### WRITTEN TASK
All of the entries need to be written out again, exactly as they are.

+++ DATA FOR THE TASK

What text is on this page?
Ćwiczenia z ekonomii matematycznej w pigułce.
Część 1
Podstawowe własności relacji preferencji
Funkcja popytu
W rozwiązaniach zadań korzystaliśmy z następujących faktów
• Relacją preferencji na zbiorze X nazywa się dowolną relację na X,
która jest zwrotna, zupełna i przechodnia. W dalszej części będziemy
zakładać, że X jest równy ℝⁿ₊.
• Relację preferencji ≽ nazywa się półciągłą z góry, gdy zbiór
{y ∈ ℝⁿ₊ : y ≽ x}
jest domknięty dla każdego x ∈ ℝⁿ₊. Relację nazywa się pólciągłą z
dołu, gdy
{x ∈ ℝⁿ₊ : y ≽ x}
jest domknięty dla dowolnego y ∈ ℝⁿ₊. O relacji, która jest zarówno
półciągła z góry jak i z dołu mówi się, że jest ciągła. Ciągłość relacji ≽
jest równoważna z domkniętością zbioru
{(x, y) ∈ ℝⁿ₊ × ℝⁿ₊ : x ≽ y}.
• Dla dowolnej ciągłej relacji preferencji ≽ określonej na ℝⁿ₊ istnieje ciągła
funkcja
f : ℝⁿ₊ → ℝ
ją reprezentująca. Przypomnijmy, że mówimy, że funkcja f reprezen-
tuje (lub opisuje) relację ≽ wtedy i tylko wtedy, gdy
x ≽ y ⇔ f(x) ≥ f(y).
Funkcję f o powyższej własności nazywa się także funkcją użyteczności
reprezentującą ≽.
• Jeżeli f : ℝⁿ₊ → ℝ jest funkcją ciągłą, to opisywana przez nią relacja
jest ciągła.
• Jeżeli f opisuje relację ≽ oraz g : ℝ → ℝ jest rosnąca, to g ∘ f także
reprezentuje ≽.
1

++++++

### SOLUTION TO THE PROBLEM
What text is on this page?
Ćwiczenia z ekonomii matematycznej w pigułce.
Część 1
Podstawowe własności relacji preferencji
Funkcja popytu
W rozwiązaniach zadań korzystaliśmy z następujących faktów
• Relacją preferencji na zbiorze X nazywa się dowolną relację na X,
która jest zwrotna, zupełna i przechodnia. W dalszej części będziemy
zakładać, że X jest równy ℝⁿ₊.
• Relację preferencji ≽ nazywa się półciągłą z góry, gdy zbiór
{y ∈ ℝⁿ₊ : y ≽ x}
jest domknięty dla każdego x ∈ ℝⁿ₊. Relację nazywa się pólciągłą z
dołu, gdy
{x ∈ ℝⁿ₊ : y ≽ x}
jest domknięty dla dowolnego y ∈ ℝⁿ₊. O relacji, która jest zarówno
półciągła z góry jak i z dołu mówi się, że jest ciągła. Ciągłość relacji ≽
jest równoważna z domkniętością zbioru
{(x, y) ∈ ℝⁿ₊ × ℝⁿ₊ : x ≽ y}.
• Dla dowolnej ciągłej relacji preferencji ≽ określonej na ℝⁿ₊ istnieje ciągła
funkcja
f : ℝⁿ₊ → ℝ
ją reprezentująca. Przypomnijmy, że mówimy, że funkcja f reprezen-
tuje (lub opisuje) relację ≽ wtedy i tylko wtedy, gdy
x ≽ y ⇔ f(x) ≥ f(y).
Funkcję f o powyższej własności nazywa się także funkcją użyteczności
reprezentującą ≽.
• Jeżeli f : ℝⁿ₊ → ℝ jest funkcją ciągłą, to opisywana przez nią relacja
jest ciągła.
• Jeżeli f opisuje relację ≽ oraz g : ℝ → ℝ jest rosnąca, to g ∘ f także
reprezentuje ≽.
1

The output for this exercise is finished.